INSTRUCTIONS TO FOLLOW: Output every record word for word.

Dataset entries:

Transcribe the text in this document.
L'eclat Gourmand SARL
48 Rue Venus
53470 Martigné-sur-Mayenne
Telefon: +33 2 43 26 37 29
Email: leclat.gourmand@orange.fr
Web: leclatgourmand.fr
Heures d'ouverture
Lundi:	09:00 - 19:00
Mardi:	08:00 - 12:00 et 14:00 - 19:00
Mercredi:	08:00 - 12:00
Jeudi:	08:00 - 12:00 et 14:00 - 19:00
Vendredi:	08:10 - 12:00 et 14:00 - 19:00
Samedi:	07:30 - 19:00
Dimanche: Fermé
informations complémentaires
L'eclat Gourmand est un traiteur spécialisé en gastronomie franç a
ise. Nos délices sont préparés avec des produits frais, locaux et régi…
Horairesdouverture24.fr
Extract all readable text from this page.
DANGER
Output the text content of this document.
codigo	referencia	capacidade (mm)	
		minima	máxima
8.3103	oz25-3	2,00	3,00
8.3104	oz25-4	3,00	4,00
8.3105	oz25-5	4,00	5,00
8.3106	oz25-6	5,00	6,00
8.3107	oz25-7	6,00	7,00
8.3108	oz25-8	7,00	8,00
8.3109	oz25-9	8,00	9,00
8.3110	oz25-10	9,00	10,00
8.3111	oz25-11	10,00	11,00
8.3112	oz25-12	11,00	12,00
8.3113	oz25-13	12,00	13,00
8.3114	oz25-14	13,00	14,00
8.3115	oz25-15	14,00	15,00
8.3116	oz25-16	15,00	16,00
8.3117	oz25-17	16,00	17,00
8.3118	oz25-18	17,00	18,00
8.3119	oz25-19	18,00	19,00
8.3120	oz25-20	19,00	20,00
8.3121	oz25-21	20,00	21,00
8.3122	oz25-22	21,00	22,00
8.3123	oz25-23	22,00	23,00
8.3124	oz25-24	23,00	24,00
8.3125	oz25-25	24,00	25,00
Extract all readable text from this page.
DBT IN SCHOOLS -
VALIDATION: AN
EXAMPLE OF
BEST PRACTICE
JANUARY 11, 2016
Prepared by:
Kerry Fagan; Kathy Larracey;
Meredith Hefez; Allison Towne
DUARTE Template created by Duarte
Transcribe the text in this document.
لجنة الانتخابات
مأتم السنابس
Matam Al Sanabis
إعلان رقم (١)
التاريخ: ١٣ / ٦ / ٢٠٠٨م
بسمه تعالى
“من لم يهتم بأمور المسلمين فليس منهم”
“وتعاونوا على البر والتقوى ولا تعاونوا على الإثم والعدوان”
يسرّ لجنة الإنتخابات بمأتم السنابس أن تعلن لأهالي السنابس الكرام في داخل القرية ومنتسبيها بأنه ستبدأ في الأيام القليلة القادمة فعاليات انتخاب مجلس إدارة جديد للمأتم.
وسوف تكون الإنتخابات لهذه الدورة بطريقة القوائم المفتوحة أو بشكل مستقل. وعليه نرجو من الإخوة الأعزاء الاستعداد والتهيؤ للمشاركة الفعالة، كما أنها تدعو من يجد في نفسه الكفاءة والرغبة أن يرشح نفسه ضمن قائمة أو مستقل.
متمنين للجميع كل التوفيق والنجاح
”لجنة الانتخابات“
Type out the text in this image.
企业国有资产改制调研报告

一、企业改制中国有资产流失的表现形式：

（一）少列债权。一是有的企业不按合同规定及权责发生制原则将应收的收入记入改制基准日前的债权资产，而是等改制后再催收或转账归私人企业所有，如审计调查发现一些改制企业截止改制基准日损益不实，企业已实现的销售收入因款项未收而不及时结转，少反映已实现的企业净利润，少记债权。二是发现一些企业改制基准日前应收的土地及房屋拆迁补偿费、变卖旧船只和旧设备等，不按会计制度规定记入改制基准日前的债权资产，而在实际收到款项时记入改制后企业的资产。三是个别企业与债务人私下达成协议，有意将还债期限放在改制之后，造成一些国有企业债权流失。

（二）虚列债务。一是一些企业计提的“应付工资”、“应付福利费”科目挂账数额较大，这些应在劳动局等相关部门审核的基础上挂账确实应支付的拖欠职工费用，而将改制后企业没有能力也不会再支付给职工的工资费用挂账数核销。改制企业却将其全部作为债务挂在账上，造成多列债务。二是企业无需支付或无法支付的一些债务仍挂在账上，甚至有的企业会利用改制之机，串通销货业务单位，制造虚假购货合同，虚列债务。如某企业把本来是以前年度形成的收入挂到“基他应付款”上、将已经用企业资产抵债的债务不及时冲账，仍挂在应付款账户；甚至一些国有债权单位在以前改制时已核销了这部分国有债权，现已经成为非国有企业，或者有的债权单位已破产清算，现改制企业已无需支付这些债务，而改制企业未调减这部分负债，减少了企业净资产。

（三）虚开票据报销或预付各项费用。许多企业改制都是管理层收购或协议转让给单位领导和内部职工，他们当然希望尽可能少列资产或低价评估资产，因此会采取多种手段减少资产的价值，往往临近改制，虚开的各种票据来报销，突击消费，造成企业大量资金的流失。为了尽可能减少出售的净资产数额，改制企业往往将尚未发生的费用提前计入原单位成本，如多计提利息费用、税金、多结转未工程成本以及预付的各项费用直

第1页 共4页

CORRECT RESULT:
Transcribe the text in this document.
L'eclat Gourmand SARL
48 Rue Venus
53470 Martigné-sur-Mayenne
Telefon: +33 2 43 26 37 29
Email: leclat.gourmand@orange.fr
Web: leclatgourmand.fr
Heures d'ouverture
Lundi:	09:00 - 19:00
Mardi:	08:00 - 12:00 et 14:00 - 19:00
Mercredi:	08:00 - 12:00
Jeudi:	08:00 - 12:00 et 14:00 - 19:00
Vendredi:	08:10 - 12:00 et 14:00 - 19:00
Samedi:	07:30 - 19:00
Dimanche: Fermé
informations complémentaires
L'eclat Gourmand est un traiteur spécialisé en gastronomie franç a
ise. Nos délices sont préparés avec des produits frais, locaux et régi…
Horairesdouverture24.fr
Extract all readable text from this page.
DANGER
Output the text content of this document.
codigo	referencia	capacidade (mm)	
		minima	máxima
8.3103	oz25-3	2,00	3,00
8.3104	oz25-4	3,00	4,00
8.3105	oz25-5	4,00	5,00
8.3106	oz25-6	5,00	6,00
8.3107	oz25-7	6,00	7,00
8.3108	oz25-8	7,00	8,00
8.3109	oz25-9	8,00	9,00
8.3110	oz25-10	9,00	10,00
8.3111	oz25-11	10,00	11,00
8.3112	oz25-12	11,00	12,00
8.3113	oz25-13	12,00	13,00
8.3114	oz25-14	13,00	14,00
8.3115	oz25-15	14,00	15,00
8.3116	oz25-16	15,00	16,00
8.3117	oz25-17	16,00	17,00
8.3118	oz25-18	17,00	18,00
8.3119	oz25-19	18,00	19,00
8.3120	oz25-20	19,00	20,00
8.3121	oz25-21	20,00	21,00
8.3122	oz25-22	21,00	22,00
8.3123	oz25-23	22,00	23,00
8.3124	oz25-24	23,00	24,00
8.3125	oz25-25	24,00	25,00
Extract all readable text from this page.
DBT IN SCHOOLS -
VALIDATION: AN
EXAMPLE OF
BEST PRACTICE
JANUARY 11, 2016
Prepared by:
Kerry Fagan; Kathy Larracey;
Meredith Hefez; Allison Towne
DUARTE Template created by Duarte
Transcribe the text in this document.
لجنة الانتخابات
مأتم السنابس
Matam Al Sanabis
إعلان رقم (١)
التاريخ: ١٣ / ٦ / ٢٠٠٨م
بسمه تعالى
“من لم يهتم بأمور المسلمين فليس منهم”
“وتعاونوا على البر والتقوى ولا تعاونوا على الإثم والعدوان”
يسرّ لجنة الإنتخابات بمأتم السنابس أن تعلن لأهالي السنابس الكرام في داخل القرية ومنتسبيها بأنه ستبدأ في الأيام القليلة القادمة فعاليات انتخاب مجلس إدارة جديد للمأتم.
وسوف تكون الإنتخابات لهذه الدورة بطريقة القوائم المفتوحة أو بشكل مستقل. وعليه نرجو من الإخوة الأعزاء الاستعداد والتهيؤ للمشاركة الفعالة، كما أنها تدعو من يجد في نفسه الكفاءة والرغبة أن يرشح نفسه ضمن قائمة أو مستقل.
متمنين للجميع كل التوفيق والنجاح
”لجنة الانتخابات“
Type out the text in this image.
企业国有资产改制调研报告

一、企业改制中国有资产流失的表现形式：

（一）少列债权。一是有的企业不按合同规定及权责发生制原则将应收的收入记入改制基准日前的债权资产，而是等改制后再催收或转账归私人企业所有，如审计调查发现一些改制企业截止改制基准日损益不实，企业已实现的销售收入因款项未收而不及时结转，少反映已实现的企业净利润，少记债权。二是发现一些企业改制基准日前应收的土地及房屋拆迁补偿费、变卖旧船只和旧设备等，不按会计制度规定记入改制基准日前的债权资产，而在实际收到款项时记入改制后企业的资产。三是个别企业与债务人私下达成协议，有意将还债期限放在改制之后，造成一些国有企业债权流失。

（二）虚列债务。一是一些企业计提的“应付工资”、“应付福利费”科目挂账数额较大，这些应在劳动局等相关部门审核的基础上挂账确实应支付的拖欠职工费用，而将改制后企业没有能力也不会再支付给职工的工资费用挂账数核销。改制企业却将其全部作为债务挂在账上，造成多列债务。二是企业无需支付或无法支付的一些债务仍挂在账上，甚至有的企业会利用改制之机，串通销货业务单位，制造虚假购货合同，虚列债务。如某企业把本来是以前年度形成的收入挂到“基他应付款”上、将已经用企业资产抵债的债务不及时冲账，仍挂在应付款账户；甚至一些国有债权单位在以前改制时已核销了这部分国有债权，现已经成为非国有企业，或者有的债权单位已破产清算，现改制企业已无需支付这些债务，而改制企业未调减这部分负债，减少了企业净资产。

（三）虚开票据报销或预付各项费用。许多企业改制都是管理层收购或协议转让给单位领导和内部职工，他们当然希望尽可能少列资产或低价评估资产，因此会采取多种手段减少资产的价值，往往临近改制，虚开的各种票据来报销，突击消费，造成企业大量资金的流失。为了尽可能减少出售的净资产数额，改制企业往往将尚未发生的费用提前计入原单位成本，如多计提利息费用、税金、多结转未工程成本以及预付的各项费用直

第1页 共4页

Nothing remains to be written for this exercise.